* _WRITTEN REQUEST_
Quote all of the records below word for word, omitting the pictures from your output.

/---

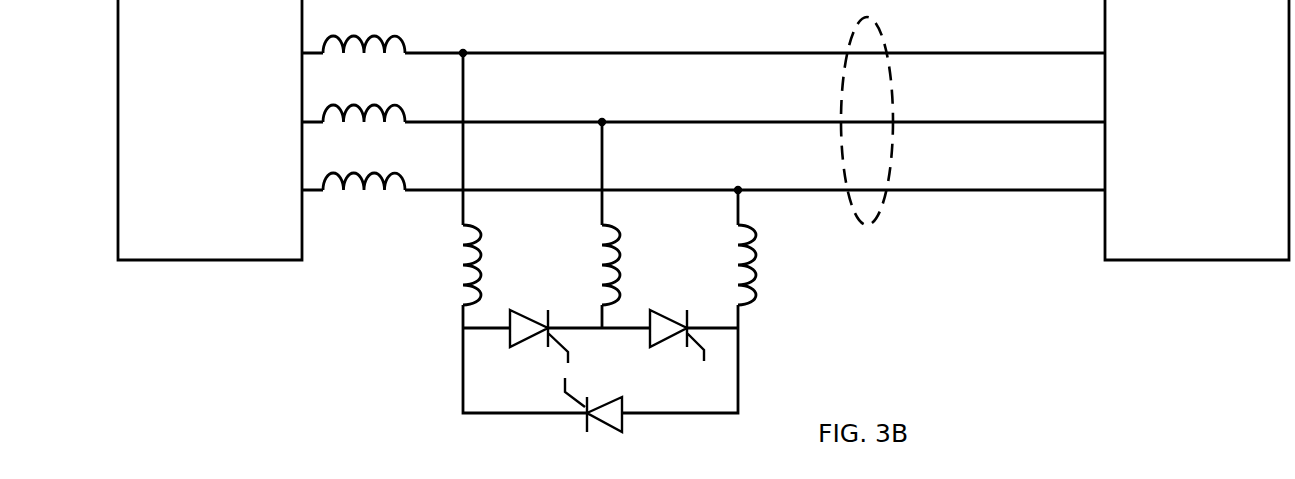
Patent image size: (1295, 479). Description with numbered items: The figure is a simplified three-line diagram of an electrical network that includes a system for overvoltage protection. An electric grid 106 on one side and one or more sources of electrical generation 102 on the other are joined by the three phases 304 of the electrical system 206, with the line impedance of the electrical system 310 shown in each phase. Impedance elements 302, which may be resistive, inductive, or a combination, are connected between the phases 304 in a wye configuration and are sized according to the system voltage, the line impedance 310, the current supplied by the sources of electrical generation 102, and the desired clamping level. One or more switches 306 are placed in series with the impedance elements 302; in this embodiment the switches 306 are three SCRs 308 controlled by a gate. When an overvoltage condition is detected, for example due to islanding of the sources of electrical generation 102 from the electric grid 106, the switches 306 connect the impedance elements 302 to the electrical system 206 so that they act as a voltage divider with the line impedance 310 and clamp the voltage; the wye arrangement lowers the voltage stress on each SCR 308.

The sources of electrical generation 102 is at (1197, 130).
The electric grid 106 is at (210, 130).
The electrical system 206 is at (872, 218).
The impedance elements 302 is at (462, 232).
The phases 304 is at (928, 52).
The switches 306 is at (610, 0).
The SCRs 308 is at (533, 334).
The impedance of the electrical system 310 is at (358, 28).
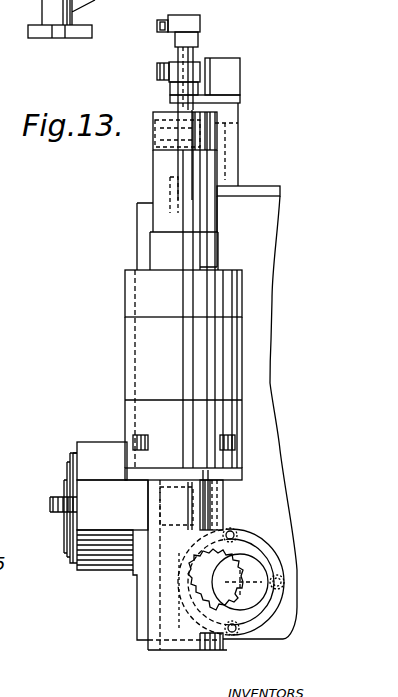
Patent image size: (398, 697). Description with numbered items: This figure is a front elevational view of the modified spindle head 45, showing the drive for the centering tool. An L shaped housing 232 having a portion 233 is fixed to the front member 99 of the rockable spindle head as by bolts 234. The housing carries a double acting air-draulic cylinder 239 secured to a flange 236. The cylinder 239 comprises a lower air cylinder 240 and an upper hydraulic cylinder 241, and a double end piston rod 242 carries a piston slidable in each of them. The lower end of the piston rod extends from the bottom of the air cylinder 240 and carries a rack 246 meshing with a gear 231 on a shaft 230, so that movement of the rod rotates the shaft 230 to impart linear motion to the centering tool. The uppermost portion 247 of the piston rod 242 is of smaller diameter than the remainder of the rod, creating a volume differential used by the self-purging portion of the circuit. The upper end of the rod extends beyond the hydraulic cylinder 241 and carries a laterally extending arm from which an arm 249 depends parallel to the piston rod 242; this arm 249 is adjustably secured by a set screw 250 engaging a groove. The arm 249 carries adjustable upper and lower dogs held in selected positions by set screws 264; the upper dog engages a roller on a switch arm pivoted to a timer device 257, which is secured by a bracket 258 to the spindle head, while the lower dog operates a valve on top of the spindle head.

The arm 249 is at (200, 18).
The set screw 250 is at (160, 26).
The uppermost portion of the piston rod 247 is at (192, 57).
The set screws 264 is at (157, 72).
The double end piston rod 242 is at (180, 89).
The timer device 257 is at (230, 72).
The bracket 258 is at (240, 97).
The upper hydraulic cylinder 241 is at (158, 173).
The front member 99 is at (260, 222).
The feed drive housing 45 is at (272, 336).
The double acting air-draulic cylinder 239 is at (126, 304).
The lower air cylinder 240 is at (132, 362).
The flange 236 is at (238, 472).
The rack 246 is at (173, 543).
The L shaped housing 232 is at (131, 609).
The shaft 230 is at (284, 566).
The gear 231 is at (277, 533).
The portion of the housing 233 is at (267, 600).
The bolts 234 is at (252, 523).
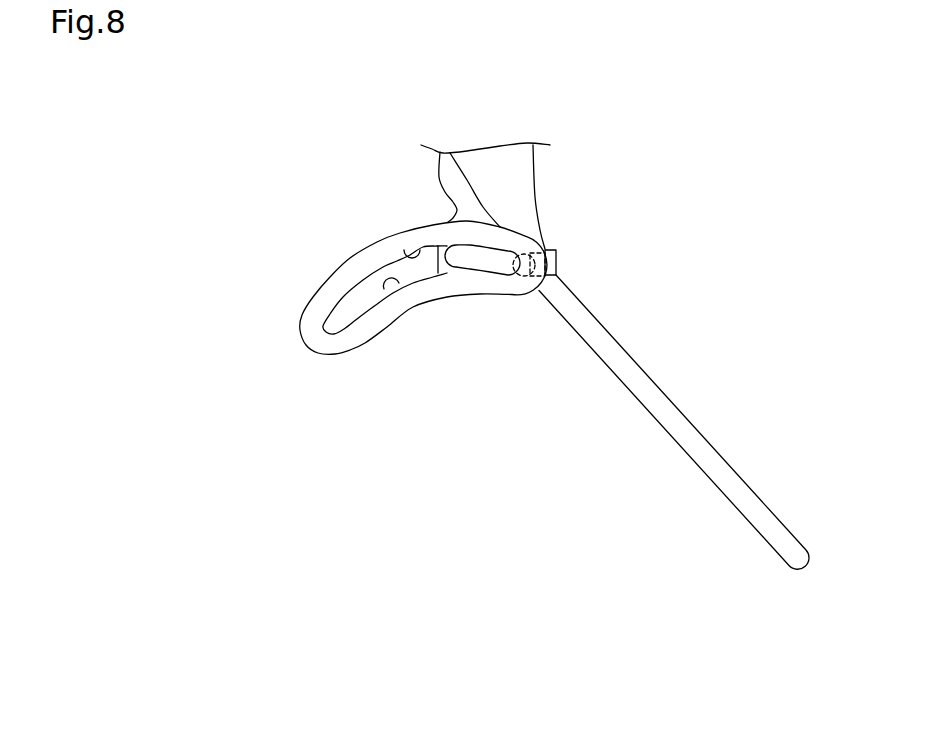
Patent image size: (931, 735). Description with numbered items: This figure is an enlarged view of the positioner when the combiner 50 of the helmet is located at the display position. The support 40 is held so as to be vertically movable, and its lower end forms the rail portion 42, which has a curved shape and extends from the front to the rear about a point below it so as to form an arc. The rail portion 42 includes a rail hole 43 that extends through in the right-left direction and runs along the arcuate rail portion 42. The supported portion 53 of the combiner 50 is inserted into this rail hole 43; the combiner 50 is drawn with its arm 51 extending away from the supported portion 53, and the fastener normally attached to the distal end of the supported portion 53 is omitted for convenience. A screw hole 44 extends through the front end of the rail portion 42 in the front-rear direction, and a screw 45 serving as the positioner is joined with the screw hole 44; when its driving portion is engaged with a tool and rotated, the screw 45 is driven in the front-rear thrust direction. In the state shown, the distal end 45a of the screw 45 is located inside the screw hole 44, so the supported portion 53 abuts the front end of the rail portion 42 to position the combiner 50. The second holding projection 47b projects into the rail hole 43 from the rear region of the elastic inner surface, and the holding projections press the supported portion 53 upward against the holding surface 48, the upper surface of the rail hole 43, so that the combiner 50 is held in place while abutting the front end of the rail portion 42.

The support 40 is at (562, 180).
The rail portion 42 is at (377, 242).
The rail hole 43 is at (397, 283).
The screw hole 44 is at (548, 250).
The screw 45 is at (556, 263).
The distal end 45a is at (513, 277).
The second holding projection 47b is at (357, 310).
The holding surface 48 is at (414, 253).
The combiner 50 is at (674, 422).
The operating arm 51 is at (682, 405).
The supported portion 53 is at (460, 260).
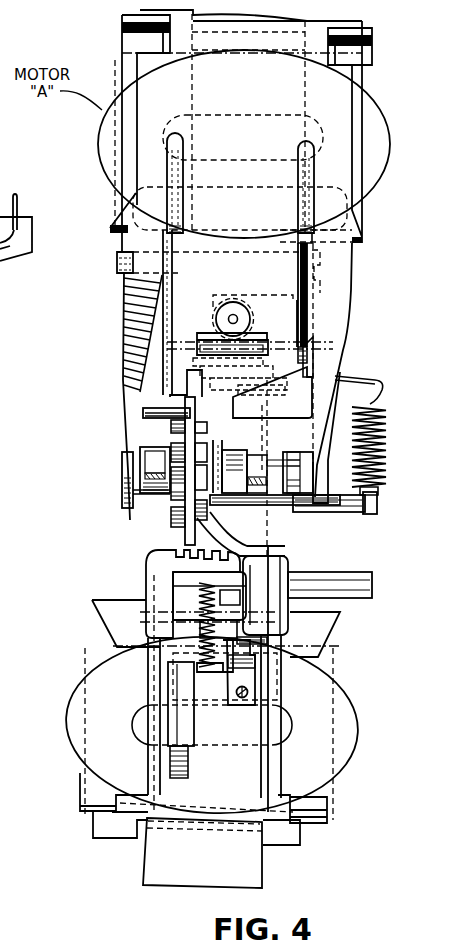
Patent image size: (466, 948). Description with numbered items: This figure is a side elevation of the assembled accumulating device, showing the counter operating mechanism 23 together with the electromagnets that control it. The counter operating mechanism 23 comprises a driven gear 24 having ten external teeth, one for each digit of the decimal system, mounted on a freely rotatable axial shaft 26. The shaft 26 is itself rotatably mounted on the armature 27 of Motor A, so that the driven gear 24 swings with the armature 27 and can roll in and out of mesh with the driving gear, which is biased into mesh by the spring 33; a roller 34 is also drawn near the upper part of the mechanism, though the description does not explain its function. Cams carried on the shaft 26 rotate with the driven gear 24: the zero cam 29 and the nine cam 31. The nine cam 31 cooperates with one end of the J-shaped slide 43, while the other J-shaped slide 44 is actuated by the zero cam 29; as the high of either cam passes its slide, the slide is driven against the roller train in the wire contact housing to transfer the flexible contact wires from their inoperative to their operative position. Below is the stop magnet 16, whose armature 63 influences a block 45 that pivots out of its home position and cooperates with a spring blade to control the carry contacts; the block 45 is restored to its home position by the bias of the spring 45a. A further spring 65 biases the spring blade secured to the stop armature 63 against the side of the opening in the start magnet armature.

\---

* _COMPLETE RESPONSE_
Patent image size: (1295, 479). Description with numbered items: The figure is a simplified three-line diagram of an electrical network that includes a system for overvoltage protection. An electric grid 106 on one side and one or more sources of electrical generation 102 on the other are joined by the three phases 304 of the electrical system 206, with the line impedance of the electrical system 310 shown in each phase. Impedance elements 302, which may be resistive, inductive, or a combination, are connected between the phases 304 in a wye configuration and are sized according to the system voltage, the line impedance 310, the current supplied by the sources of electrical generation 102, and the desired clamping level. One or more switches 306 are placed in series with the impedance elements 302; in this embodiment the switches 306 are three SCRs 308 controlled by a gate. When an overvoltage condition is detected, for example due to islanding of the sources of electrical generation 102 from the electric grid 106, the switches 306 connect the impedance elements 302 to the electrical system 206 so that they act as a voltage divider with the line impedance 310 and clamp the voltage; the wye arrangement lowers the voltage stress on each SCR 308.

The sources of electrical generation 102 is at (1197, 130).
The electric grid 106 is at (210, 130).
The electrical system 206 is at (872, 218).
The impedance elements 302 is at (462, 232).
The phases 304 is at (928, 52).
The switches 306 is at (610, 0).
The SCRs 308 is at (533, 334).
The impedance of the electrical system 310 is at (358, 28).
Patent image size: (398, 697). Description with numbered items: This figure is a front elevational view of the modified spindle head 45, showing the drive for the centering tool. An L shaped housing 232 having a portion 233 is fixed to the front member 99 of the rockable spindle head as by bolts 234. The housing carries a double acting air-draulic cylinder 239 secured to a flange 236. The cylinder 239 comprises a lower air cylinder 240 and an upper hydraulic cylinder 241, and a double end piston rod 242 carries a piston slidable in each of them. The lower end of the piston rod extends from the bottom of the air cylinder 240 and carries a rack 246 meshing with a gear 231 on a shaft 230, so that movement of the rod rotates the shaft 230 to impart linear motion to the centering tool. The uppermost portion 247 of the piston rod 242 is of smaller diameter than the remainder of the rod, creating a volume differential used by the self-purging portion of the circuit. The upper end of the rod extends beyond the hydraulic cylinder 241 and carries a laterally extending arm from which an arm 249 depends parallel to the piston rod 242; this arm 249 is adjustably secured by a set screw 250 engaging a groove. The arm 249 carries adjustable upper and lower dogs held in selected positions by set screws 264; the upper dog engages a roller on a switch arm pivoted to a timer device 257, which is secured by a bracket 258 to the spindle head, while the lower dog operates a valve on top of the spindle head.

The arm 249 is at (200, 18).
The set screw 250 is at (160, 26).
The uppermost portion of the piston rod 247 is at (192, 57).
The set screws 264 is at (157, 72).
The double end piston rod 242 is at (180, 89).
The timer device 257 is at (230, 72).
The bracket 258 is at (240, 97).
The upper hydraulic cylinder 241 is at (158, 173).
The front member 99 is at (260, 222).
The feed drive housing 45 is at (272, 336).
The double acting air-draulic cylinder 239 is at (126, 304).
The lower air cylinder 240 is at (132, 362).
The flange 236 is at (238, 472).
The rack 246 is at (173, 543).
The L shaped housing 232 is at (131, 609).
The shaft 230 is at (284, 566).
The gear 231 is at (277, 533).
The portion of the housing 233 is at (267, 600).
The bolts 234 is at (252, 523).
Patent image size: (931, 735). Description with numbered items: This figure is an enlarged view of the positioner when the combiner 50 of the helmet is located at the display position. The support 40 is held so as to be vertically movable, and its lower end forms the rail portion 42, which has a curved shape and extends from the front to the rear about a point below it so as to form an arc. The rail portion 42 includes a rail hole 43 that extends through in the right-left direction and runs along the arcuate rail portion 42. The supported portion 53 of the combiner 50 is inserted into this rail hole 43; the combiner 50 is drawn with its arm 51 extending away from the supported portion 53, and the fastener normally attached to the distal end of the supported portion 53 is omitted for convenience. A screw hole 44 extends through the front end of the rail portion 42 in the front-rear direction, and a screw 45 serving as the positioner is joined with the screw hole 44; when its driving portion is engaged with a tool and rotated, the screw 45 is driven in the front-rear thrust direction. In the state shown, the distal end 45a of the screw 45 is located inside the screw hole 44, so the supported portion 53 abuts the front end of the rail portion 42 to position the combiner 50. The second holding projection 47b projects into the rail hole 43 from the rear region of the elastic inner surface, and the holding projections press the supported portion 53 upward against the holding surface 48, the upper surface of the rail hole 43, so that the combiner 50 is held in place while abutting the front end of the rail portion 42.

The support 40 is at (562, 180).
The rail portion 42 is at (377, 242).
The rail hole 43 is at (397, 283).
The screw hole 44 is at (548, 250).
The screw 45 is at (556, 263).
The distal end 45a is at (513, 277).
The second holding projection 47b is at (357, 310).
The holding surface 48 is at (414, 253).
The combiner 50 is at (674, 422).
The operating arm 51 is at (682, 405).
The supported portion 53 is at (460, 260).
Patent image size: (466, 948). Description with numbered items: This figure is a side elevation of the assembled accumulating device, showing the counter operating mechanism 23 together with the electromagnets that control it. The counter operating mechanism 23 comprises a driven gear 24 having ten external teeth, one for each digit of the decimal system, mounted on a freely rotatable axial shaft 26. The shaft 26 is itself rotatably mounted on the armature 27 of Motor A, so that the driven gear 24 swings with the armature 27 and can roll in and out of mesh with the driving gear, which is biased into mesh by the spring 33; a roller 34 is also drawn near the upper part of the mechanism, though the description does not explain its function. Cams carried on the shaft 26 rotate with the driven gear 24: the zero cam 29 and the nine cam 31. The nine cam 31 cooperates with one end of the J-shaped slide 43, while the other J-shaped slide 44 is actuated by the zero cam 29; as the high of either cam passes its slide, the slide is driven against the roller train in the wire contact housing to transfer the flexible contact wires from their inoperative to their operative position. Below is the stop magnet 16, whose armature 63 influences a block 45 that pivots out of its home position and cooperates with a spring blade to control the carry contacts; the block 45 is restored to its home position by the bias of the spring 45a. A further spring 65 biases the spring blade secured to the stop armature 63 against the side of the opening in the start magnet armature.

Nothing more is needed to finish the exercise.